Problem requirements: Restate the data exactly as given and keep the pictures out.
·····
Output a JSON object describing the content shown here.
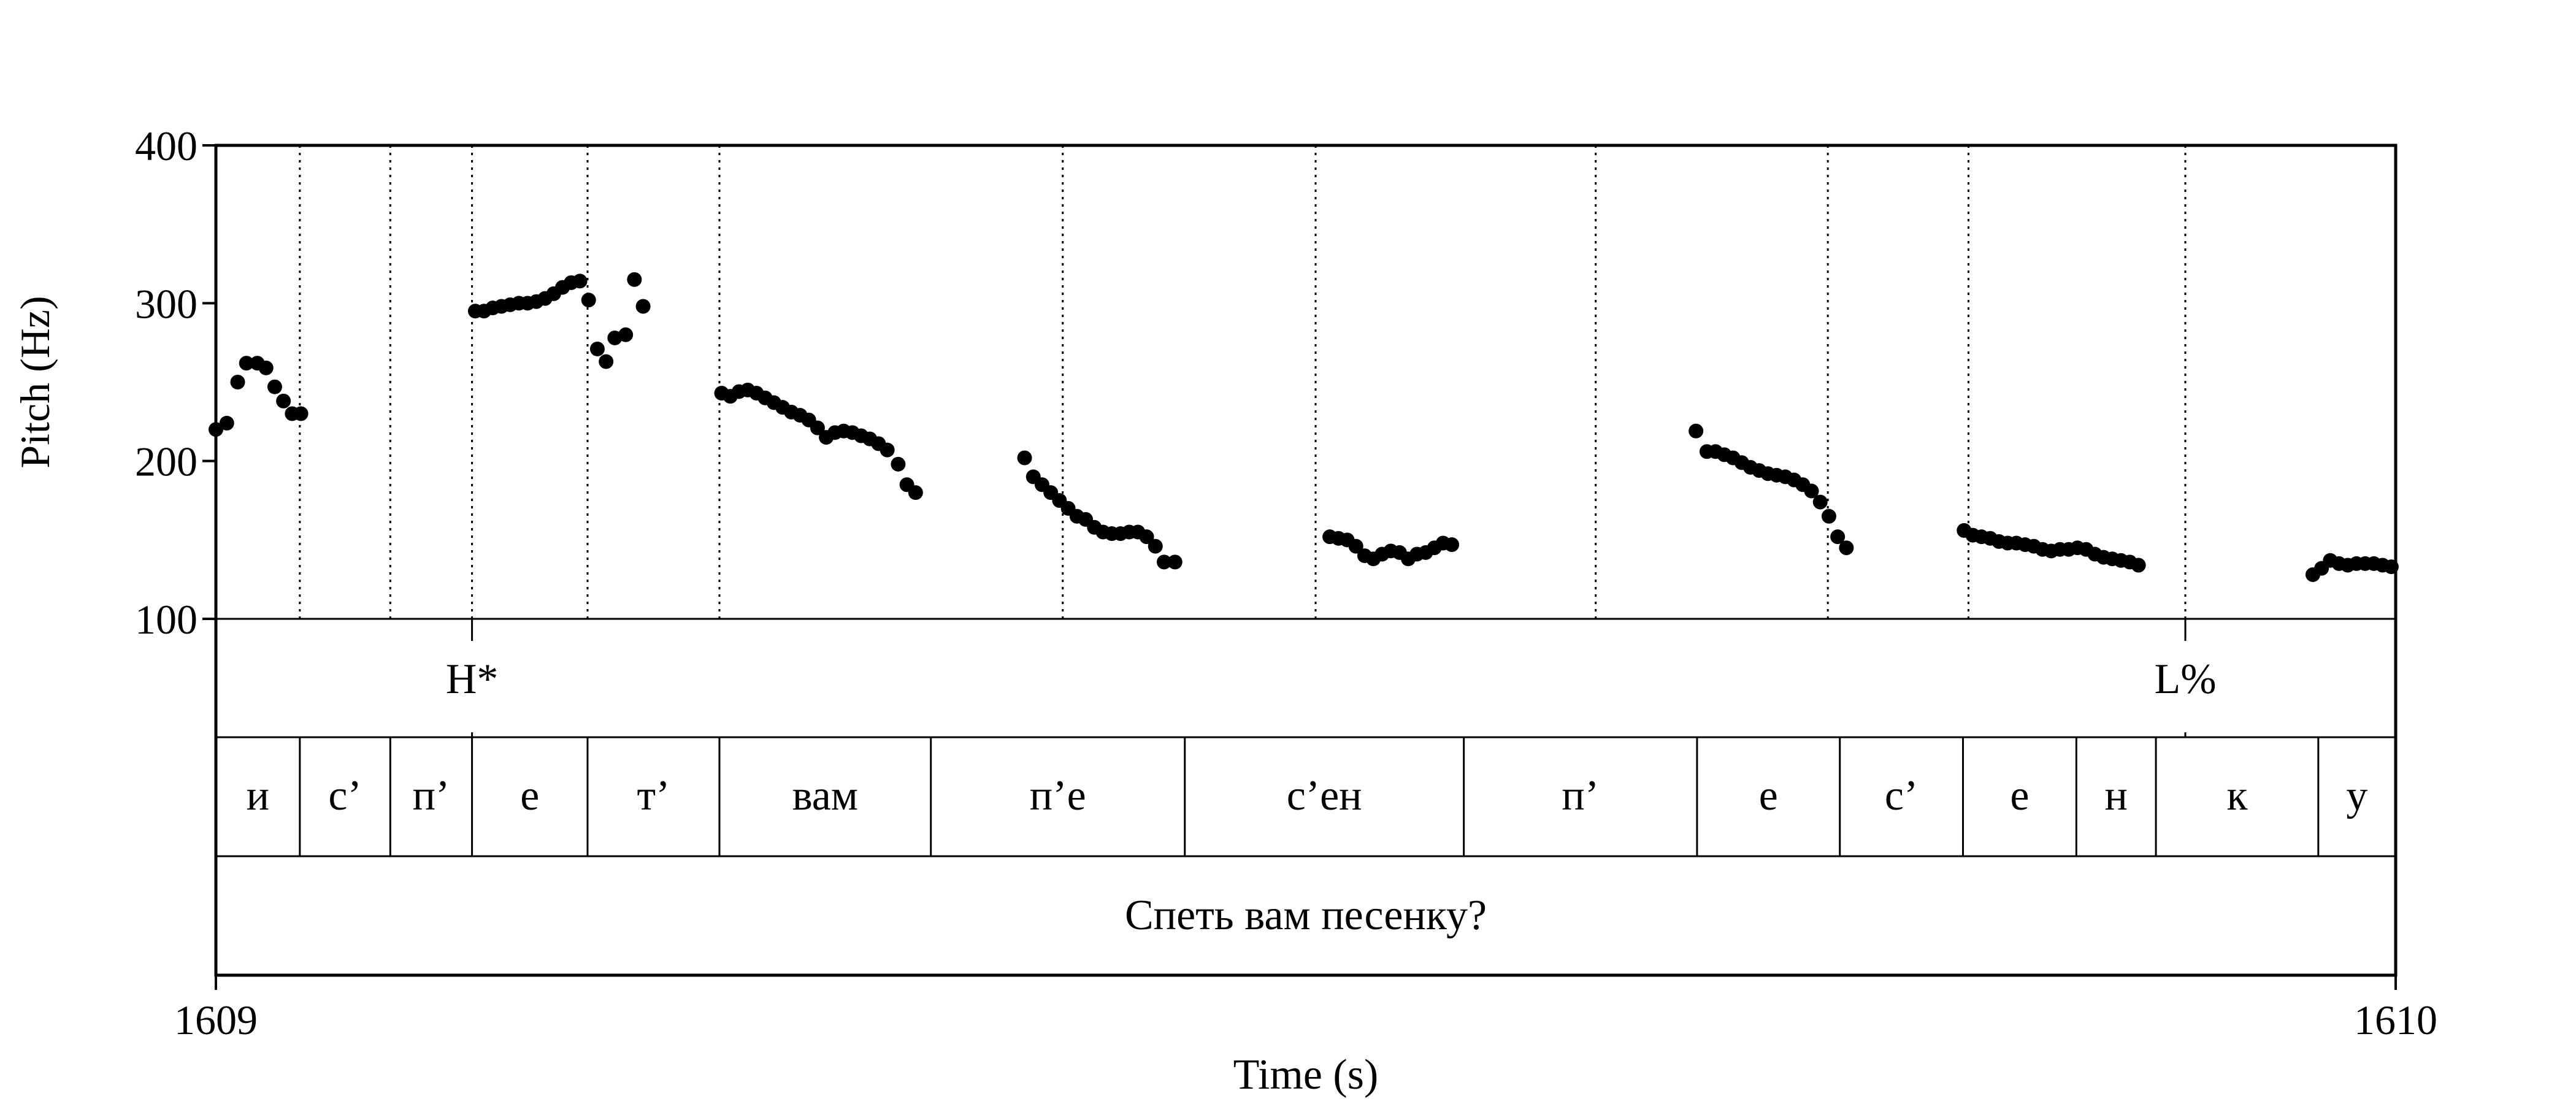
{
  "chart_data": {
    "type": "scatter",
    "title": "",
    "xlabel": "Time (s)",
    "ylabel": "Pitch (Hz)",
    "xlim": [
      1609,
      1610
    ],
    "ylim": [
      100,
      400
    ],
    "x_tick_labels": [
      "1609",
      "1610"
    ],
    "y_ticks": [
      100,
      200,
      300,
      400
    ],
    "y_tick_labels": [
      "100",
      "200",
      "300",
      "400"
    ],
    "grid": false,
    "marker_color": "#000000",
    "boundaries": [
      1609.0385,
      1609.08,
      1609.1175,
      1609.1705,
      1609.231,
      1609.3885,
      1609.5045,
      1609.633,
      1609.7395,
      1609.804,
      1609.9035
    ],
    "tones": [
      {
        "label": "H*",
        "time": 1609.1175
      },
      {
        "label": "L%",
        "time": 1609.9035
      }
    ],
    "segments": [
      {
        "label": "и",
        "start": 1609.0,
        "end": 1609.0385
      },
      {
        "label": "с’",
        "start": 1609.0385,
        "end": 1609.08
      },
      {
        "label": "п’",
        "start": 1609.08,
        "end": 1609.1175
      },
      {
        "label": "е",
        "start": 1609.1175,
        "end": 1609.1705
      },
      {
        "label": "т’",
        "start": 1609.1705,
        "end": 1609.231
      },
      {
        "label": "вам",
        "start": 1609.231,
        "end": 1609.328
      },
      {
        "label": "п’е",
        "start": 1609.328,
        "end": 1609.4445
      },
      {
        "label": "с’ен",
        "start": 1609.4445,
        "end": 1609.5725
      },
      {
        "label": "п’",
        "start": 1609.5725,
        "end": 1609.6795
      },
      {
        "label": "е",
        "start": 1609.6795,
        "end": 1609.745
      },
      {
        "label": "с’",
        "start": 1609.745,
        "end": 1609.8015
      },
      {
        "label": "е",
        "start": 1609.8015,
        "end": 1609.8535
      },
      {
        "label": "н",
        "start": 1609.8535,
        "end": 1609.89
      },
      {
        "label": "к",
        "start": 1609.89,
        "end": 1609.9645
      },
      {
        "label": "у",
        "start": 1609.9645,
        "end": 1610.0
      }
    ],
    "sentence": {
      "label": "Спеть вам песенку?",
      "start": 1609.0,
      "end": 1610.0
    },
    "series": [
      {
        "points": [
          [
            1609.0,
            220
          ],
          [
            1609.005,
            224
          ],
          [
            1609.01,
            250
          ],
          [
            1609.014,
            262
          ],
          [
            1609.019,
            262
          ],
          [
            1609.023,
            259
          ],
          [
            1609.027,
            247
          ],
          [
            1609.031,
            238
          ],
          [
            1609.035,
            230
          ],
          [
            1609.039,
            230
          ],
          [
            1609.119,
            295
          ],
          [
            1609.123,
            295
          ],
          [
            1609.127,
            297
          ],
          [
            1609.131,
            298
          ],
          [
            1609.135,
            299
          ],
          [
            1609.139,
            300
          ],
          [
            1609.143,
            300
          ],
          [
            1609.147,
            301
          ],
          [
            1609.151,
            303
          ],
          [
            1609.155,
            306
          ],
          [
            1609.159,
            310
          ],
          [
            1609.163,
            313
          ],
          [
            1609.167,
            314
          ],
          [
            1609.171,
            302
          ],
          [
            1609.175,
            271
          ],
          [
            1609.179,
            263
          ],
          [
            1609.183,
            278
          ],
          [
            1609.188,
            280
          ],
          [
            1609.192,
            315
          ],
          [
            1609.196,
            298
          ],
          [
            1609.232,
            243
          ],
          [
            1609.236,
            241
          ],
          [
            1609.24,
            244
          ],
          [
            1609.244,
            245
          ],
          [
            1609.248,
            243
          ],
          [
            1609.252,
            240
          ],
          [
            1609.256,
            237
          ],
          [
            1609.26,
            234
          ],
          [
            1609.264,
            231
          ],
          [
            1609.268,
            229
          ],
          [
            1609.272,
            226
          ],
          [
            1609.276,
            221
          ],
          [
            1609.28,
            215
          ],
          [
            1609.284,
            218
          ],
          [
            1609.288,
            219
          ],
          [
            1609.292,
            218
          ],
          [
            1609.296,
            216
          ],
          [
            1609.3,
            214
          ],
          [
            1609.304,
            211
          ],
          [
            1609.308,
            207
          ],
          [
            1609.313,
            198
          ],
          [
            1609.317,
            185
          ],
          [
            1609.321,
            180
          ],
          [
            1609.371,
            202
          ],
          [
            1609.375,
            190
          ],
          [
            1609.379,
            185
          ],
          [
            1609.383,
            180
          ],
          [
            1609.387,
            175
          ],
          [
            1609.391,
            170
          ],
          [
            1609.395,
            165
          ],
          [
            1609.399,
            163
          ],
          [
            1609.403,
            158
          ],
          [
            1609.407,
            155
          ],
          [
            1609.411,
            154
          ],
          [
            1609.415,
            154
          ],
          [
            1609.419,
            155
          ],
          [
            1609.423,
            155
          ],
          [
            1609.427,
            152
          ],
          [
            1609.431,
            146
          ],
          [
            1609.435,
            136
          ],
          [
            1609.44,
            136
          ],
          [
            1609.511,
            152
          ],
          [
            1609.515,
            151
          ],
          [
            1609.519,
            150
          ],
          [
            1609.523,
            146
          ],
          [
            1609.527,
            140
          ],
          [
            1609.531,
            138
          ],
          [
            1609.535,
            141
          ],
          [
            1609.539,
            143
          ],
          [
            1609.543,
            142
          ],
          [
            1609.547,
            138
          ],
          [
            1609.551,
            141
          ],
          [
            1609.555,
            142
          ],
          [
            1609.559,
            145
          ],
          [
            1609.563,
            148
          ],
          [
            1609.567,
            147
          ],
          [
            1609.679,
            219
          ],
          [
            1609.684,
            206
          ],
          [
            1609.688,
            206
          ],
          [
            1609.692,
            204
          ],
          [
            1609.696,
            202
          ],
          [
            1609.7,
            199
          ],
          [
            1609.704,
            196
          ],
          [
            1609.708,
            194
          ],
          [
            1609.712,
            192
          ],
          [
            1609.716,
            191
          ],
          [
            1609.72,
            190
          ],
          [
            1609.724,
            188
          ],
          [
            1609.728,
            185
          ],
          [
            1609.732,
            181
          ],
          [
            1609.736,
            174
          ],
          [
            1609.74,
            165
          ],
          [
            1609.744,
            152
          ],
          [
            1609.748,
            145
          ],
          [
            1609.802,
            156
          ],
          [
            1609.806,
            153
          ],
          [
            1609.81,
            152
          ],
          [
            1609.814,
            151
          ],
          [
            1609.818,
            149
          ],
          [
            1609.822,
            148
          ],
          [
            1609.826,
            148
          ],
          [
            1609.83,
            147
          ],
          [
            1609.834,
            146
          ],
          [
            1609.838,
            144
          ],
          [
            1609.842,
            143
          ],
          [
            1609.846,
            144
          ],
          [
            1609.85,
            144
          ],
          [
            1609.854,
            145
          ],
          [
            1609.858,
            144
          ],
          [
            1609.862,
            141
          ],
          [
            1609.866,
            139
          ],
          [
            1609.87,
            138
          ],
          [
            1609.874,
            137
          ],
          [
            1609.878,
            136
          ],
          [
            1609.882,
            134
          ],
          [
            1609.962,
            128
          ],
          [
            1609.966,
            132
          ],
          [
            1609.97,
            137
          ],
          [
            1609.974,
            135
          ],
          [
            1609.978,
            134
          ],
          [
            1609.982,
            135
          ],
          [
            1609.986,
            135
          ],
          [
            1609.99,
            135
          ],
          [
            1609.994,
            134
          ],
          [
            1609.998,
            133
          ]
        ]
      }
    ]
  }
}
·····
Correct response:
Output a JSON object describing the content shown here.
{
  "chart_data": {
    "type": "scatter",
    "title": "",
    "xlabel": "Time (s)",
    "ylabel": "Pitch (Hz)",
    "xlim": [
      1609,
      1610
    ],
    "ylim": [
      100,
      400
    ],
    "x_tick_labels": [
      "1609",
      "1610"
    ],
    "y_ticks": [
      100,
      200,
      300,
      400
    ],
    "y_tick_labels": [
      "100",
      "200",
      "300",
      "400"
    ],
    "grid": false,
    "marker_color": "#000000",
    "boundaries": [
      1609.0385,
      1609.08,
      1609.1175,
      1609.1705,
      1609.231,
      1609.3885,
      1609.5045,
      1609.633,
      1609.7395,
      1609.804,
      1609.9035
    ],
    "tones": [
      {
        "label": "H*",
        "time": 1609.1175
      },
      {
        "label": "L%",
        "time": 1609.9035
      }
    ],
    "segments": [
      {
        "label": "и",
        "start": 1609.0,
        "end": 1609.0385
      },
      {
        "label": "с’",
        "start": 1609.0385,
        "end": 1609.08
      },
      {
        "label": "п’",
        "start": 1609.08,
        "end": 1609.1175
      },
      {
        "label": "е",
        "start": 1609.1175,
        "end": 1609.1705
      },
      {
        "label": "т’",
        "start": 1609.1705,
        "end": 1609.231
      },
      {
        "label": "вам",
        "start": 1609.231,
        "end": 1609.328
      },
      {
        "label": "п’е",
        "start": 1609.328,
        "end": 1609.4445
      },
      {
        "label": "с’ен",
        "start": 1609.4445,
        "end": 1609.5725
      },
      {
        "label": "п’",
        "start": 1609.5725,
        "end": 1609.6795
      },
      {
        "label": "е",
        "start": 1609.6795,
        "end": 1609.745
      },
      {
        "label": "с’",
        "start": 1609.745,
        "end": 1609.8015
      },
      {
        "label": "е",
        "start": 1609.8015,
        "end": 1609.8535
      },
      {
        "label": "н",
        "start": 1609.8535,
        "end": 1609.89
      },
      {
        "label": "к",
        "start": 1609.89,
        "end": 1609.9645
      },
      {
        "label": "у",
        "start": 1609.9645,
        "end": 1610.0
      }
    ],
    "sentence": {
      "label": "Спеть вам песенку?",
      "start": 1609.0,
      "end": 1610.0
    },
    "series": [
      {
        "points": [
          [
            1609.0,
            220
          ],
          [
            1609.005,
            224
          ],
          [
            1609.01,
            250
          ],
          [
            1609.014,
            262
          ],
          [
            1609.019,
            262
          ],
          [
            1609.023,
            259
          ],
          [
            1609.027,
            247
          ],
          [
            1609.031,
            238
          ],
          [
            1609.035,
            230
          ],
          [
            1609.039,
            230
          ],
          [
            1609.119,
            295
          ],
          [
            1609.123,
            295
          ],
          [
            1609.127,
            297
          ],
          [
            1609.131,
            298
          ],
          [
            1609.135,
            299
          ],
          [
            1609.139,
            300
          ],
          [
            1609.143,
            300
          ],
          [
            1609.147,
            301
          ],
          [
            1609.151,
            303
          ],
          [
            1609.155,
            306
          ],
          [
            1609.159,
            310
          ],
          [
            1609.163,
            313
          ],
          [
            1609.167,
            314
          ],
          [
            1609.171,
            302
          ],
          [
            1609.175,
            271
          ],
          [
            1609.179,
            263
          ],
          [
            1609.183,
            278
          ],
          [
            1609.188,
            280
          ],
          [
            1609.192,
            315
          ],
          [
            1609.196,
            298
          ],
          [
            1609.232,
            243
          ],
          [
            1609.236,
            241
          ],
          [
            1609.24,
            244
          ],
          [
            1609.244,
            245
          ],
          [
            1609.248,
            243
          ],
          [
            1609.252,
            240
          ],
          [
            1609.256,
            237
          ],
          [
            1609.26,
            234
          ],
          [
            1609.264,
            231
          ],
          [
            1609.268,
            229
          ],
          [
            1609.272,
            226
          ],
          [
            1609.276,
            221
          ],
          [
            1609.28,
            215
          ],
          [
            1609.284,
            218
          ],
          [
            1609.288,
            219
          ],
          [
            1609.292,
            218
          ],
          [
            1609.296,
            216
          ],
          [
            1609.3,
            214
          ],
          [
            1609.304,
            211
          ],
          [
            1609.308,
            207
          ],
          [
            1609.313,
            198
          ],
          [
            1609.317,
            185
          ],
          [
            1609.321,
            180
          ],
          [
            1609.371,
            202
          ],
          [
            1609.375,
            190
          ],
          [
            1609.379,
            185
          ],
          [
            1609.383,
            180
          ],
          [
            1609.387,
            175
          ],
          [
            1609.391,
            170
          ],
          [
            1609.395,
            165
          ],
          [
            1609.399,
            163
          ],
          [
            1609.403,
            158
          ],
          [
            1609.407,
            155
          ],
          [
            1609.411,
            154
          ],
          [
            1609.415,
            154
          ],
          [
            1609.419,
            155
          ],
          [
            1609.423,
            155
          ],
          [
            1609.427,
            152
          ],
          [
            1609.431,
            146
          ],
          [
            1609.435,
            136
          ],
          [
            1609.44,
            136
          ],
          [
            1609.511,
            152
          ],
          [
            1609.515,
            151
          ],
          [
            1609.519,
            150
          ],
          [
            1609.523,
            146
          ],
          [
            1609.527,
            140
          ],
          [
            1609.531,
            138
          ],
          [
            1609.535,
            141
          ],
          [
            1609.539,
            143
          ],
          [
            1609.543,
            142
          ],
          [
            1609.547,
            138
          ],
          [
            1609.551,
            141
          ],
          [
            1609.555,
            142
          ],
          [
            1609.559,
            145
          ],
          [
            1609.563,
            148
          ],
          [
            1609.567,
            147
          ],
          [
            1609.679,
            219
          ],
          [
            1609.684,
            206
          ],
          [
            1609.688,
            206
          ],
          [
            1609.692,
            204
          ],
          [
            1609.696,
            202
          ],
          [
            1609.7,
            199
          ],
          [
            1609.704,
            196
          ],
          [
            1609.708,
            194
          ],
          [
            1609.712,
            192
          ],
          [
            1609.716,
            191
          ],
          [
            1609.72,
            190
          ],
          [
            1609.724,
            188
          ],
          [
            1609.728,
            185
          ],
          [
            1609.732,
            181
          ],
          [
            1609.736,
            174
          ],
          [
            1609.74,
            165
          ],
          [
            1609.744,
            152
          ],
          [
            1609.748,
            145
          ],
          [
            1609.802,
            156
          ],
          [
            1609.806,
            153
          ],
          [
            1609.81,
            152
          ],
          [
            1609.814,
            151
          ],
          [
            1609.818,
            149
          ],
          [
            1609.822,
            148
          ],
          [
            1609.826,
            148
          ],
          [
            1609.83,
            147
          ],
          [
            1609.834,
            146
          ],
          [
            1609.838,
            144
          ],
          [
            1609.842,
            143
          ],
          [
            1609.846,
            144
          ],
          [
            1609.85,
            144
          ],
          [
            1609.854,
            145
          ],
          [
            1609.858,
            144
          ],
          [
            1609.862,
            141
          ],
          [
            1609.866,
            139
          ],
          [
            1609.87,
            138
          ],
          [
            1609.874,
            137
          ],
          [
            1609.878,
            136
          ],
          [
            1609.882,
            134
          ],
          [
            1609.962,
            128
          ],
          [
            1609.966,
            132
          ],
          [
            1609.97,
            137
          ],
          [
            1609.974,
            135
          ],
          [
            1609.978,
            134
          ],
          [
            1609.982,
            135
          ],
          [
            1609.986,
            135
          ],
          [
            1609.99,
            135
          ],
          [
            1609.994,
            134
          ],
          [
            1609.998,
            133
          ]
        ]
      }
    ]
  }
}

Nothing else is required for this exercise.